> Short task
Look through the material below for "Type". Copy every line that contains it.

☆ ☆ ☆ ☆ ☆

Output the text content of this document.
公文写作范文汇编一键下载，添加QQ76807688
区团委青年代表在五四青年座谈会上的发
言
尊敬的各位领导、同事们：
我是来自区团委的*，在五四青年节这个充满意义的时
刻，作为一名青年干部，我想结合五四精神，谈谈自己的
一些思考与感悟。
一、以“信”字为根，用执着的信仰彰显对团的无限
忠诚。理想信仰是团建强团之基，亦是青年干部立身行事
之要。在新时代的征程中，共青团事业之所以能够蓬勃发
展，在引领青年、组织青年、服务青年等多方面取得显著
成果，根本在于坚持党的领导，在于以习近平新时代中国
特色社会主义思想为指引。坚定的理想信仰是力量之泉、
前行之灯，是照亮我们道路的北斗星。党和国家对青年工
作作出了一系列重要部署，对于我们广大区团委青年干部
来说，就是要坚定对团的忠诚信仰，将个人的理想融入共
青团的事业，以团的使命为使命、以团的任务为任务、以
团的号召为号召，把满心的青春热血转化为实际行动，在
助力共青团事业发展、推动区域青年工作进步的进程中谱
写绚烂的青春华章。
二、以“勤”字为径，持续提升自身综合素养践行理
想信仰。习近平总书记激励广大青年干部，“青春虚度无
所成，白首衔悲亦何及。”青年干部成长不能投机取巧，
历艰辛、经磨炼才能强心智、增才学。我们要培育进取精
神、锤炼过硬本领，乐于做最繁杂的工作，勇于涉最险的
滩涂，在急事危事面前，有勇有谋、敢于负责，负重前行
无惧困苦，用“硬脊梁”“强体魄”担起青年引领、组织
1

☆ ☆ ☆ ☆ ☆

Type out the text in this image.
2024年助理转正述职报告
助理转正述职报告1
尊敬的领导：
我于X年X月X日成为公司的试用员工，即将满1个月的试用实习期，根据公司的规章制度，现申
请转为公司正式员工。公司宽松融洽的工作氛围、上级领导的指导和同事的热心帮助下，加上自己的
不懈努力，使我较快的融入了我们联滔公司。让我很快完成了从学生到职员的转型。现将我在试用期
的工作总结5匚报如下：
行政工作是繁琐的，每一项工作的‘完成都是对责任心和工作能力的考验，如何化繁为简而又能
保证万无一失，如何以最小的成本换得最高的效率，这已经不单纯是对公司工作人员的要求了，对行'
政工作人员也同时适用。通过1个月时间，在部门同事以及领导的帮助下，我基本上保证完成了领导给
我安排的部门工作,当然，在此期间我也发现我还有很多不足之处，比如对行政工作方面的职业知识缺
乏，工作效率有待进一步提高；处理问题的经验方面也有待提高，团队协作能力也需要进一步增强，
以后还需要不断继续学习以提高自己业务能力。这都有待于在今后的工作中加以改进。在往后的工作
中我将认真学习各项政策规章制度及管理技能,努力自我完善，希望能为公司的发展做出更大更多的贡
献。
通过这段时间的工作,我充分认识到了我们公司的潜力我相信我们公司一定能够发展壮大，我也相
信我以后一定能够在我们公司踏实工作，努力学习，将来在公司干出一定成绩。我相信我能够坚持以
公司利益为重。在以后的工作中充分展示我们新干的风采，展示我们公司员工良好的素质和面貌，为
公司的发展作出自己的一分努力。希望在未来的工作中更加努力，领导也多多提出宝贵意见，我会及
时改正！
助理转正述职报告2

☆ ☆ ☆ ☆ ☆

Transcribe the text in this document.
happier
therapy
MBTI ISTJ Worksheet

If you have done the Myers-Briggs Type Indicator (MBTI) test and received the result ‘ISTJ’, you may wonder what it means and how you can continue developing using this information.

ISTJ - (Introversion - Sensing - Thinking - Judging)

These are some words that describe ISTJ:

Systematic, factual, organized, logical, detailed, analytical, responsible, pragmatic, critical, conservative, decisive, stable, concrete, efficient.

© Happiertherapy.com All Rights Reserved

☆ ☆ ☆ ☆ ☆

> Right answer
Type out the text in this image.
If you have done the Myers-Briggs Type Indicator (MBTI) test and received the result ‘ISTJ’, you may wonder what it means and how you can continue developing using this information.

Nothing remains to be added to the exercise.